— start DATASET CONTENT —

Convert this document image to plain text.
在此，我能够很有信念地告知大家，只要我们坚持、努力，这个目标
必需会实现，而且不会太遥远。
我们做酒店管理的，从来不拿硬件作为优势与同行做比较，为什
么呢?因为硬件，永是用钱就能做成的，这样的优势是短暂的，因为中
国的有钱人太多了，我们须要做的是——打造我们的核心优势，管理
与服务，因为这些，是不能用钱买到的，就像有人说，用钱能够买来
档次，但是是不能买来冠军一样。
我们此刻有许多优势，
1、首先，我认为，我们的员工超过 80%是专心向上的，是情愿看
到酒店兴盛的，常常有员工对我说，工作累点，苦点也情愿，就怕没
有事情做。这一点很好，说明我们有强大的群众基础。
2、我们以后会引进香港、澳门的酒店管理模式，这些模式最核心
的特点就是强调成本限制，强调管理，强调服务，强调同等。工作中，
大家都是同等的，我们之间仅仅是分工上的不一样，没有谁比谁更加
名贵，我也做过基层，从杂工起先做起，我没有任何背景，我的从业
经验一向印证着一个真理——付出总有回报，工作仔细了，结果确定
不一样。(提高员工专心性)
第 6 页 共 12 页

— end DATASET CONTENT —

THE PROBLEM:
Retype all the material above precisely, with no line left out.

ANSWER TO THIS PROBLEM:
Convert this document image to plain text.
在此，我能够很有信念地告知大家，只要我们坚持、努力，这个目标
必需会实现，而且不会太遥远。
我们做酒店管理的，从来不拿硬件作为优势与同行做比较，为什
么呢?因为硬件，永是用钱就能做成的，这样的优势是短暂的，因为中
国的有钱人太多了，我们须要做的是——打造我们的核心优势，管理
与服务，因为这些，是不能用钱买到的，就像有人说，用钱能够买来
档次，但是是不能买来冠军一样。
我们此刻有许多优势，
1、首先，我认为，我们的员工超过 80%是专心向上的，是情愿看
到酒店兴盛的，常常有员工对我说，工作累点，苦点也情愿，就怕没
有事情做。这一点很好，说明我们有强大的群众基础。
2、我们以后会引进香港、澳门的酒店管理模式，这些模式最核心
的特点就是强调成本限制，强调管理，强调服务，强调同等。工作中，
大家都是同等的，我们之间仅仅是分工上的不一样，没有谁比谁更加
名贵，我也做过基层，从杂工起先做起，我没有任何背景，我的从业
经验一向印证着一个真理——付出总有回报，工作仔细了，结果确定
不一样。(提高员工专心性)
第 6 页 共 12 页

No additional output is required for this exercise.